* start TASK INPUT *
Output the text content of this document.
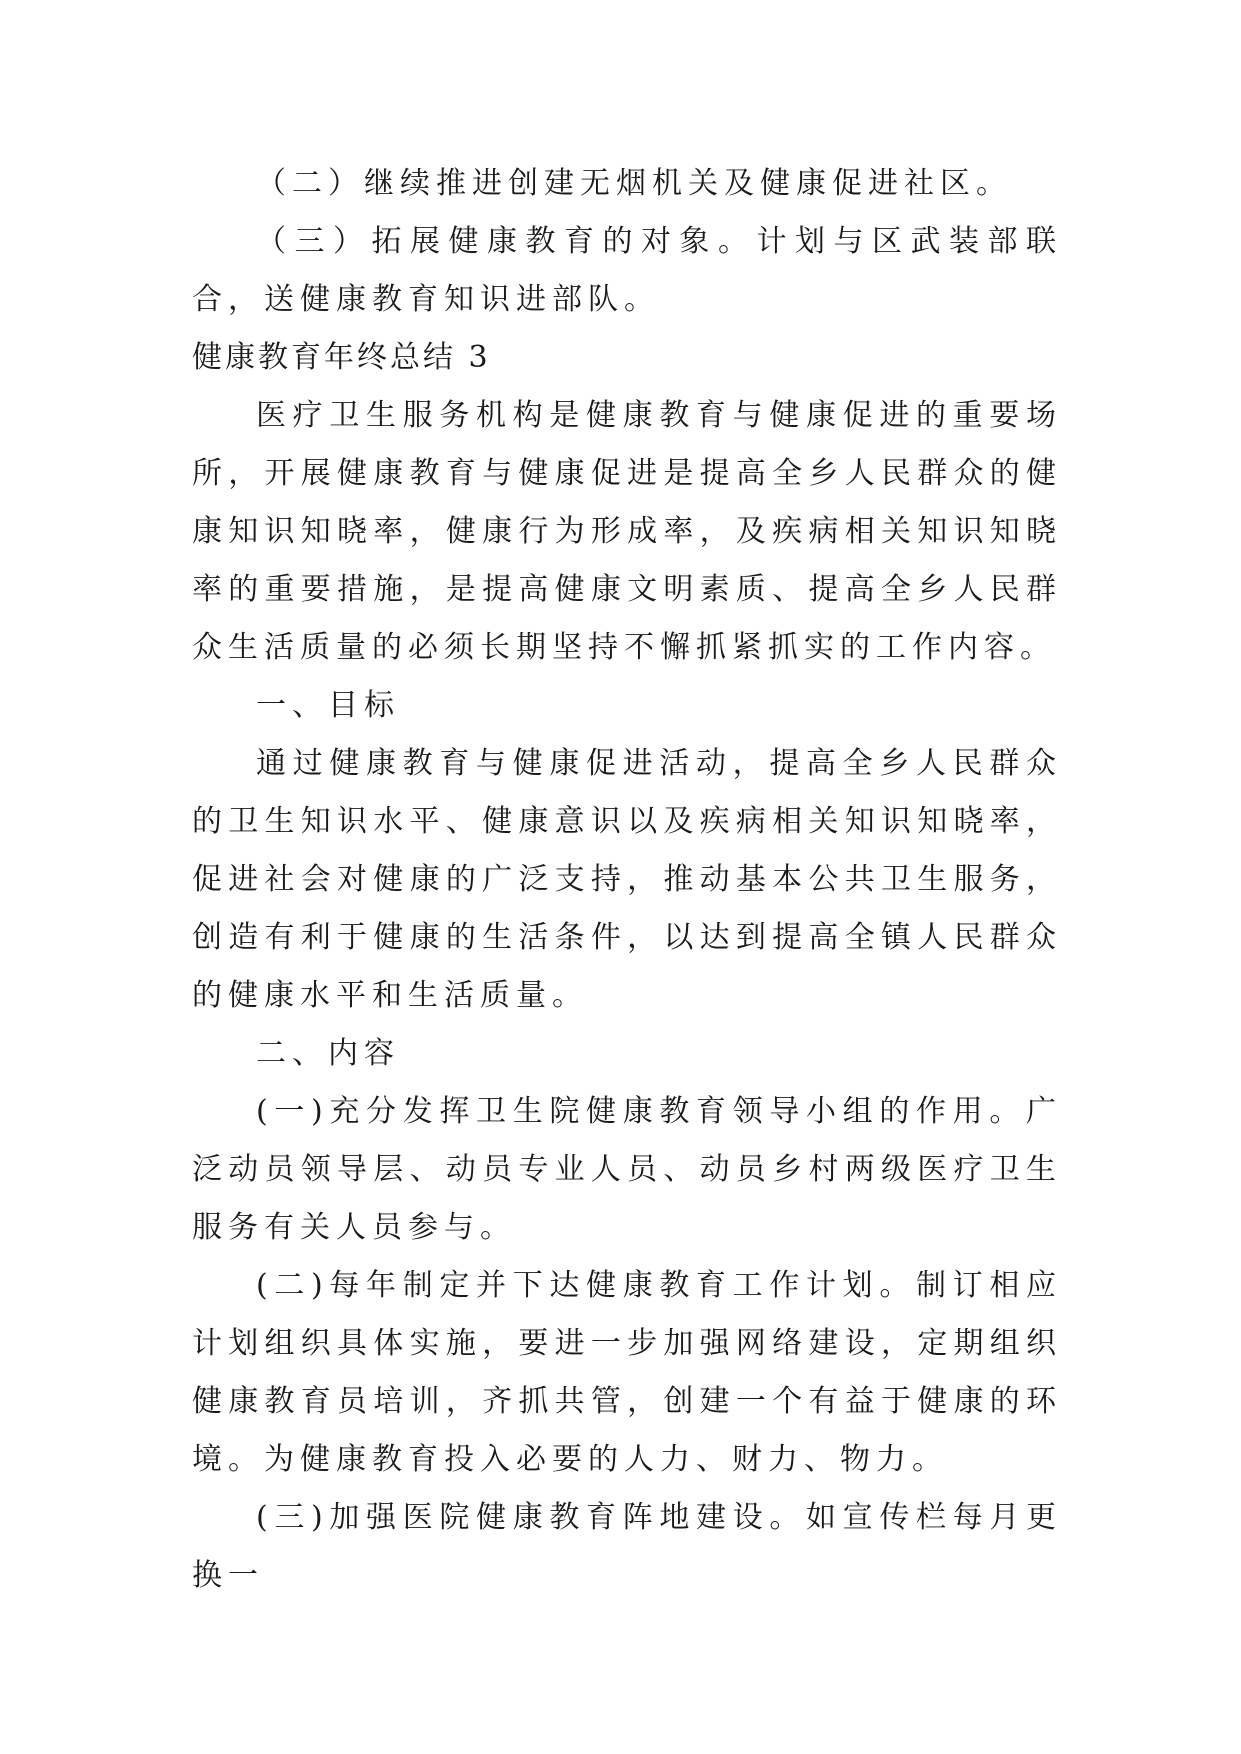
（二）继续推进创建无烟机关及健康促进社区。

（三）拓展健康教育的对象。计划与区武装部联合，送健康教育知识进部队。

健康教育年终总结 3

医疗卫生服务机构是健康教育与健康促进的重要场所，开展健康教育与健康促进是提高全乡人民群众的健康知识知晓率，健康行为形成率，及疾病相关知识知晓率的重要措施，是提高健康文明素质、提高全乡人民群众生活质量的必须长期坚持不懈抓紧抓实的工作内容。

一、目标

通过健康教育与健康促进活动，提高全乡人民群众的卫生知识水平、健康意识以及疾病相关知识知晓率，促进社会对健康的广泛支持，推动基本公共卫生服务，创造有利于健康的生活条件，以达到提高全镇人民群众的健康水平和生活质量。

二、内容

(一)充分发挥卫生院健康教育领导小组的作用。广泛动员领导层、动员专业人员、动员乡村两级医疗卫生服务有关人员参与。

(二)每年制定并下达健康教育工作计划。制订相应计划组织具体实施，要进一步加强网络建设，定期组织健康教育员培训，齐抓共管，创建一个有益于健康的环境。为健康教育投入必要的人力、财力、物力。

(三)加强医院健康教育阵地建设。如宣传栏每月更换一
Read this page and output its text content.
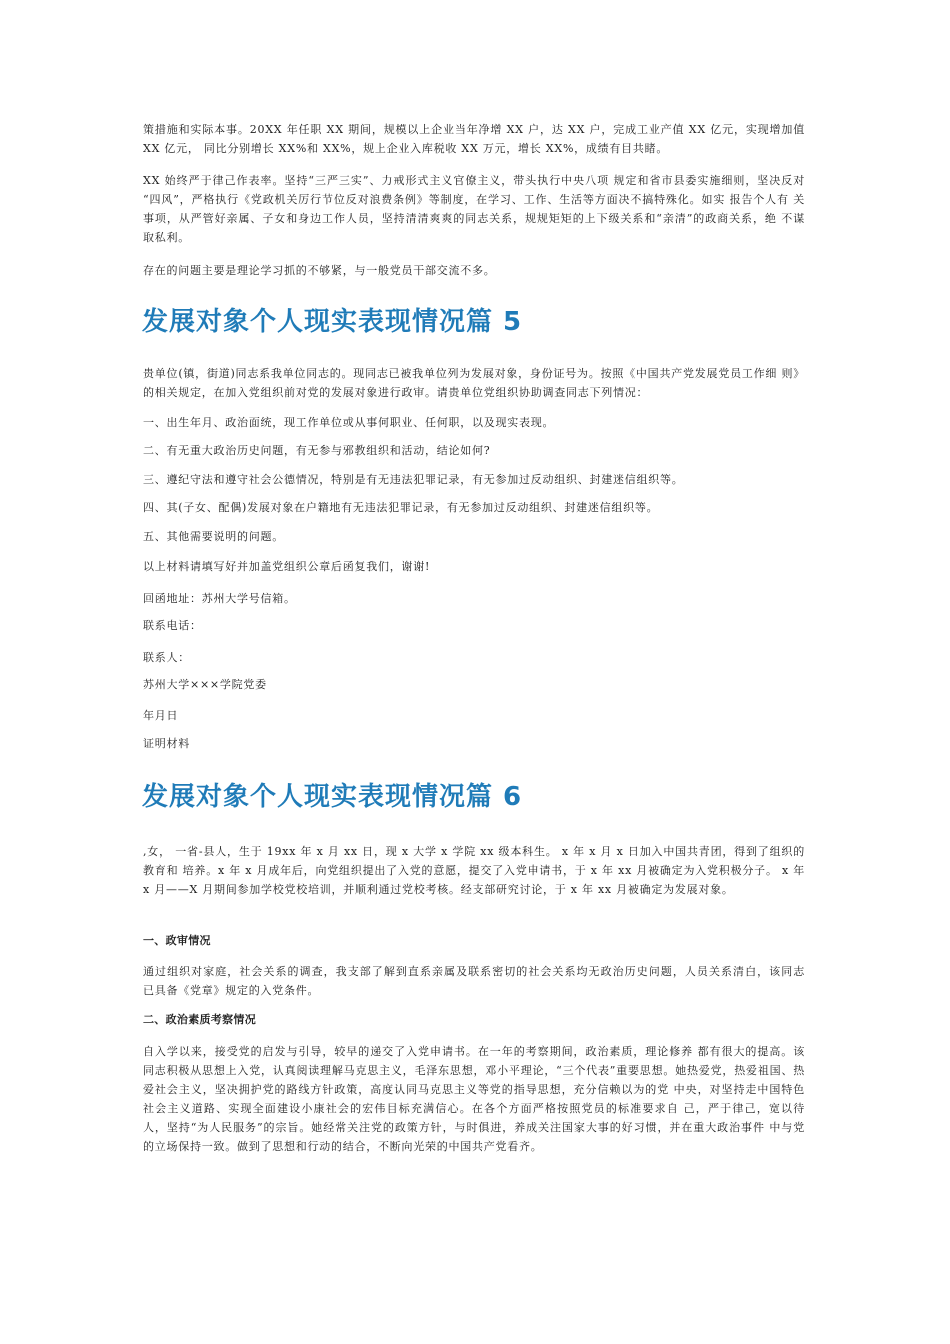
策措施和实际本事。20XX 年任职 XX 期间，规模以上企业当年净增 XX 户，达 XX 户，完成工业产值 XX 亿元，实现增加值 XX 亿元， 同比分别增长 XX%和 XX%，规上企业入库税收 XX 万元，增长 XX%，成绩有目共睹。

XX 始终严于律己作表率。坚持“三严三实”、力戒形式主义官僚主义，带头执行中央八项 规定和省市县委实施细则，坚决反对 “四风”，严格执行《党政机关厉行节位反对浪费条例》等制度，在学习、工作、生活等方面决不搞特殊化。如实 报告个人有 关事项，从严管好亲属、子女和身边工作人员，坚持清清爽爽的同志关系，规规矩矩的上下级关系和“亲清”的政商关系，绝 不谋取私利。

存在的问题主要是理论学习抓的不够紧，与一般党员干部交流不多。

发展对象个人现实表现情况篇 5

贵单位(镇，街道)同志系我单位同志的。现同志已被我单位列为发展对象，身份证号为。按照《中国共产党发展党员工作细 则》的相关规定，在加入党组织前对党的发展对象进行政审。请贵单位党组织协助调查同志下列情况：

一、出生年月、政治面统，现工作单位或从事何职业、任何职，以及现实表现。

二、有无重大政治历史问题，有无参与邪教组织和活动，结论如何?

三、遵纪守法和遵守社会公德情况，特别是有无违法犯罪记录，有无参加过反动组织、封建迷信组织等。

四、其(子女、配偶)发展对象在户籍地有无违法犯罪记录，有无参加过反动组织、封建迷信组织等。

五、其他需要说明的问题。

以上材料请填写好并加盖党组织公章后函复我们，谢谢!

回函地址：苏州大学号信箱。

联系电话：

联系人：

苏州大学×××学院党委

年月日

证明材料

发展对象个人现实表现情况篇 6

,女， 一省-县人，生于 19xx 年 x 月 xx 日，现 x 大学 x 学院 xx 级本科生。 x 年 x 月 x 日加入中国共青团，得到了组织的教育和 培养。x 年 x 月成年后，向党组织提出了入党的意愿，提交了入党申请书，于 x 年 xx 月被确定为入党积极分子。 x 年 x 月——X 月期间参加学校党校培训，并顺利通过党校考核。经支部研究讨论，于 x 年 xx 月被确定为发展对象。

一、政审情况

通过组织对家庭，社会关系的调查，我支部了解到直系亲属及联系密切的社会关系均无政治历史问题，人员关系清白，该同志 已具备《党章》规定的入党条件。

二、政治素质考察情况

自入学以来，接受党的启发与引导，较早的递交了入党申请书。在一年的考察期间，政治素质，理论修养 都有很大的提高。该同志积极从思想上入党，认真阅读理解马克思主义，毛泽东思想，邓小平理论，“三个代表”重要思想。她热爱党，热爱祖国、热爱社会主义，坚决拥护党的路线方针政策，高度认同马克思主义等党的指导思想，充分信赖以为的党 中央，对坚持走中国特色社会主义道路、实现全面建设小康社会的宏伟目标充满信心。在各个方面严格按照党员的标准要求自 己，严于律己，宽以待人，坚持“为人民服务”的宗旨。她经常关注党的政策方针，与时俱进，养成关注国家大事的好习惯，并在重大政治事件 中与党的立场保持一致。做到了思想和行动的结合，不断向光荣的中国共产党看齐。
* end TASK INPUT *
▸ THE EXERCISE:
Write out exactly the lines from the line containing "Read this page and output its text content." through the last line of the listing above, please, and leave out any pictures.

▸ FULL OUTPUT:
Read this page and output its text content.
策措施和实际本事。20XX 年任职 XX 期间，规模以上企业当年净增 XX 户，达 XX 户，完成工业产值 XX 亿元，实现增加值 XX 亿元， 同比分别增长 XX%和 XX%，规上企业入库税收 XX 万元，增长 XX%，成绩有目共睹。

XX 始终严于律己作表率。坚持“三严三实”、力戒形式主义官僚主义，带头执行中央八项 规定和省市县委实施细则，坚决反对 “四风”，严格执行《党政机关厉行节位反对浪费条例》等制度，在学习、工作、生活等方面决不搞特殊化。如实 报告个人有 关事项，从严管好亲属、子女和身边工作人员，坚持清清爽爽的同志关系，规规矩矩的上下级关系和“亲清”的政商关系，绝 不谋取私利。

存在的问题主要是理论学习抓的不够紧，与一般党员干部交流不多。

发展对象个人现实表现情况篇 5

贵单位(镇，街道)同志系我单位同志的。现同志已被我单位列为发展对象，身份证号为。按照《中国共产党发展党员工作细 则》的相关规定，在加入党组织前对党的发展对象进行政审。请贵单位党组织协助调查同志下列情况：

一、出生年月、政治面统，现工作单位或从事何职业、任何职，以及现实表现。

二、有无重大政治历史问题，有无参与邪教组织和活动，结论如何?

三、遵纪守法和遵守社会公德情况，特别是有无违法犯罪记录，有无参加过反动组织、封建迷信组织等。

四、其(子女、配偶)发展对象在户籍地有无违法犯罪记录，有无参加过反动组织、封建迷信组织等。

五、其他需要说明的问题。

以上材料请填写好并加盖党组织公章后函复我们，谢谢!

回函地址：苏州大学号信箱。

联系电话：

联系人：

苏州大学×××学院党委

年月日

证明材料

发展对象个人现实表现情况篇 6

,女， 一省-县人，生于 19xx 年 x 月 xx 日，现 x 大学 x 学院 xx 级本科生。 x 年 x 月 x 日加入中国共青团，得到了组织的教育和 培养。x 年 x 月成年后，向党组织提出了入党的意愿，提交了入党申请书，于 x 年 xx 月被确定为入党积极分子。 x 年 x 月——X 月期间参加学校党校培训，并顺利通过党校考核。经支部研究讨论，于 x 年 xx 月被确定为发展对象。

一、政审情况

通过组织对家庭，社会关系的调查，我支部了解到直系亲属及联系密切的社会关系均无政治历史问题，人员关系清白，该同志 已具备《党章》规定的入党条件。

二、政治素质考察情况

自入学以来，接受党的启发与引导，较早的递交了入党申请书。在一年的考察期间，政治素质，理论修养 都有很大的提高。该同志积极从思想上入党，认真阅读理解马克思主义，毛泽东思想，邓小平理论，“三个代表”重要思想。她热爱党，热爱祖国、热爱社会主义，坚决拥护党的路线方针政策，高度认同马克思主义等党的指导思想，充分信赖以为的党 中央，对坚持走中国特色社会主义道路、实现全面建设小康社会的宏伟目标充满信心。在各个方面严格按照党员的标准要求自 己，严于律己，宽以待人，坚持“为人民服务”的宗旨。她经常关注党的政策方针，与时俱进，养成关注国家大事的好习惯，并在重大政治事件 中与党的立场保持一致。做到了思想和行动的结合，不断向光荣的中国共产党看齐。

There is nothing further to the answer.